%%
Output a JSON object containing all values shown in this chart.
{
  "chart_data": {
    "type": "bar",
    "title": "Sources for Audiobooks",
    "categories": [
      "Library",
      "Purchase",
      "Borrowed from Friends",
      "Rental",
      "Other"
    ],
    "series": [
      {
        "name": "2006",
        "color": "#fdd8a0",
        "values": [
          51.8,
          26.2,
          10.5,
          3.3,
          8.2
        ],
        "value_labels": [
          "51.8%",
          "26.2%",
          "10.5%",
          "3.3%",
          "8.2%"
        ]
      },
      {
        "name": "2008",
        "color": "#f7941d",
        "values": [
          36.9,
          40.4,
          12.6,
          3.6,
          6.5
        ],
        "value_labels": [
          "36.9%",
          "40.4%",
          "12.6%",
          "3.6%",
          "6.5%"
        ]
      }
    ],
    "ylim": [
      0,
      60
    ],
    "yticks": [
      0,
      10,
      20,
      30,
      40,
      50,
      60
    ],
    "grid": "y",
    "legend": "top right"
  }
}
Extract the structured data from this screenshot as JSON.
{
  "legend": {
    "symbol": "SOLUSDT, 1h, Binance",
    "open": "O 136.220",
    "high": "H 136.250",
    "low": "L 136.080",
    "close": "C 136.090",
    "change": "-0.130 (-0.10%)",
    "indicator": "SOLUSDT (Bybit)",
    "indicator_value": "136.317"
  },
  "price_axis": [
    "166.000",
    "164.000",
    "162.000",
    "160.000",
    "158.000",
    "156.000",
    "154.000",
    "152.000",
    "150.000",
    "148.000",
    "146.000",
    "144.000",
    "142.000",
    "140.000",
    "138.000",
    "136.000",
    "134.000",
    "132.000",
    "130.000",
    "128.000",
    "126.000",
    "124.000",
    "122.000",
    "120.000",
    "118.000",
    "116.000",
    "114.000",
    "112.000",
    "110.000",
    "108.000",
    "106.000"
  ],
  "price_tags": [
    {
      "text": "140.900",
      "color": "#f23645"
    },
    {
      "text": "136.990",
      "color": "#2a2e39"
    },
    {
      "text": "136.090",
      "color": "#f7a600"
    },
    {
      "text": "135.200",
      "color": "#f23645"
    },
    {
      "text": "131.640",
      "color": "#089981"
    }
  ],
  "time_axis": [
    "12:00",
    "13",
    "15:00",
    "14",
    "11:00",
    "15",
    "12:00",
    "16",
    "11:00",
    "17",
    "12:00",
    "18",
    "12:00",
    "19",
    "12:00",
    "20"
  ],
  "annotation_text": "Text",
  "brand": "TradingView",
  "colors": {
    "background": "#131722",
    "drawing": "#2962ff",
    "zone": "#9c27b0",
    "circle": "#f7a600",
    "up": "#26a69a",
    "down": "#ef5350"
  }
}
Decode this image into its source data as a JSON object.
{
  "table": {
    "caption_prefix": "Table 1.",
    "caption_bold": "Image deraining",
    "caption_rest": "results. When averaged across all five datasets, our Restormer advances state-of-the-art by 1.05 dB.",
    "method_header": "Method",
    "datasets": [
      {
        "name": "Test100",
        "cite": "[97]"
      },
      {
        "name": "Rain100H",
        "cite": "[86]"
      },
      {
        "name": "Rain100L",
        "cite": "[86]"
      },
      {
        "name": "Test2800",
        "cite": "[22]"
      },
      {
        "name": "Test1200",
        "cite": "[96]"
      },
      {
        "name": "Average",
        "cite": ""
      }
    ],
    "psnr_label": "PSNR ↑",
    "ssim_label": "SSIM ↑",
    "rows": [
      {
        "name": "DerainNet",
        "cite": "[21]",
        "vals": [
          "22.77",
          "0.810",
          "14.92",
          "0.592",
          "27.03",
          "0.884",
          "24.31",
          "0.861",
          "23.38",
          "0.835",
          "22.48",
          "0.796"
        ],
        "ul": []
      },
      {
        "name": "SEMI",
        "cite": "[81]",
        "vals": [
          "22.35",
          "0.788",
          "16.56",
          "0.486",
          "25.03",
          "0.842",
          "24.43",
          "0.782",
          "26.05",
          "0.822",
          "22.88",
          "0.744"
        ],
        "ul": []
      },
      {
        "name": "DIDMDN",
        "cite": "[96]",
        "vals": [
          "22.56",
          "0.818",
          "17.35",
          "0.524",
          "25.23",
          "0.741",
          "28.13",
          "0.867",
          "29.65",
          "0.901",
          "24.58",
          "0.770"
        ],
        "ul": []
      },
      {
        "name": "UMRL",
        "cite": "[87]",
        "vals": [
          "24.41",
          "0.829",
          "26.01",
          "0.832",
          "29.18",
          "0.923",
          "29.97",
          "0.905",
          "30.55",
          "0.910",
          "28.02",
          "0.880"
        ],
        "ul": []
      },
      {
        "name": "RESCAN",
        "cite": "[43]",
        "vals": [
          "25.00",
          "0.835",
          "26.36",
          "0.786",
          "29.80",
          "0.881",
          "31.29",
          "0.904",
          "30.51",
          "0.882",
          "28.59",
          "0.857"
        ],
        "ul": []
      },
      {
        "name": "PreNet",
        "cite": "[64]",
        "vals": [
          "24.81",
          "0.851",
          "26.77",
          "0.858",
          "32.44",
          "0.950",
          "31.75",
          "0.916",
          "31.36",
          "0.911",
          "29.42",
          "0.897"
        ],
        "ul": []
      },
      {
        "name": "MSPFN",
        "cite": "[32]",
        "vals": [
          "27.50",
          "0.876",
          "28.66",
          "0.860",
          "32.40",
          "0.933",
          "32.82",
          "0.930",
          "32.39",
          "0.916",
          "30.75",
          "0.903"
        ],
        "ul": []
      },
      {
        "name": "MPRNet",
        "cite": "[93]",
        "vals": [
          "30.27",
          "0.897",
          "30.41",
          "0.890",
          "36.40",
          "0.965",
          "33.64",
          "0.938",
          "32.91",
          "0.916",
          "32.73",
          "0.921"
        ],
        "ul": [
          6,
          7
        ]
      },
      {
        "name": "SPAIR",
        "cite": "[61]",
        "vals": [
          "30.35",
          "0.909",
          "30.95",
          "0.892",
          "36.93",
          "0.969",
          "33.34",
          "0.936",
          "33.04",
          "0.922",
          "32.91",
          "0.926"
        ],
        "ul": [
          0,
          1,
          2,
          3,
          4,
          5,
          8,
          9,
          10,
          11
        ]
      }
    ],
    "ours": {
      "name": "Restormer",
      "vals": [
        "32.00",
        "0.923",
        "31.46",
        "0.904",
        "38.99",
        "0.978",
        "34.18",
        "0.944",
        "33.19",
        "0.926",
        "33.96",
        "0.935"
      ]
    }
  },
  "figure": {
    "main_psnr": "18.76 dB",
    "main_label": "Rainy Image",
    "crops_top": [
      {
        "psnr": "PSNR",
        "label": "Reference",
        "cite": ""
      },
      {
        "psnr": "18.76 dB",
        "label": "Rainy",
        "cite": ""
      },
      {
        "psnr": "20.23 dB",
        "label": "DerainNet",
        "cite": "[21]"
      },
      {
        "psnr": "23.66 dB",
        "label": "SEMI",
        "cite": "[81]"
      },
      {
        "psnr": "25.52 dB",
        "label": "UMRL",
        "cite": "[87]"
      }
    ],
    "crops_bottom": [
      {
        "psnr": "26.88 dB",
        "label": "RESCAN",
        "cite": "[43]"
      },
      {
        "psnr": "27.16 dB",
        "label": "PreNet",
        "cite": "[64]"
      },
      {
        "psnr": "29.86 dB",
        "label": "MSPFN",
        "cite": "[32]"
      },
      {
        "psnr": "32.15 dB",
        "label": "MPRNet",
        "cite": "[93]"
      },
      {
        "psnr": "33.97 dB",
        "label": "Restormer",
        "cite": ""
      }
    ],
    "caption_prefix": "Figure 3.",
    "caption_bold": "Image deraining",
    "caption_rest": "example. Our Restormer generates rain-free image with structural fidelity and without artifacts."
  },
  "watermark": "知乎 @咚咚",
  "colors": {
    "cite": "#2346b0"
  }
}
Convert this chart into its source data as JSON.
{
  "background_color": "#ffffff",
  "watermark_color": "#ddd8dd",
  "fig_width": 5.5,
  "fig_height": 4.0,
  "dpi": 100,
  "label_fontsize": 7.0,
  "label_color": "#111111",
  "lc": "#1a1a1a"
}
%%
YOUR OBJECTIVE: Scan the material for lines with the word "datasets", and copy each line you find.

WORKED SOLUTION:
    "caption_rest": "results. When averaged across all five datasets, our Restormer advances state-of-the-art by 1.05 dB.",
    "datasets": [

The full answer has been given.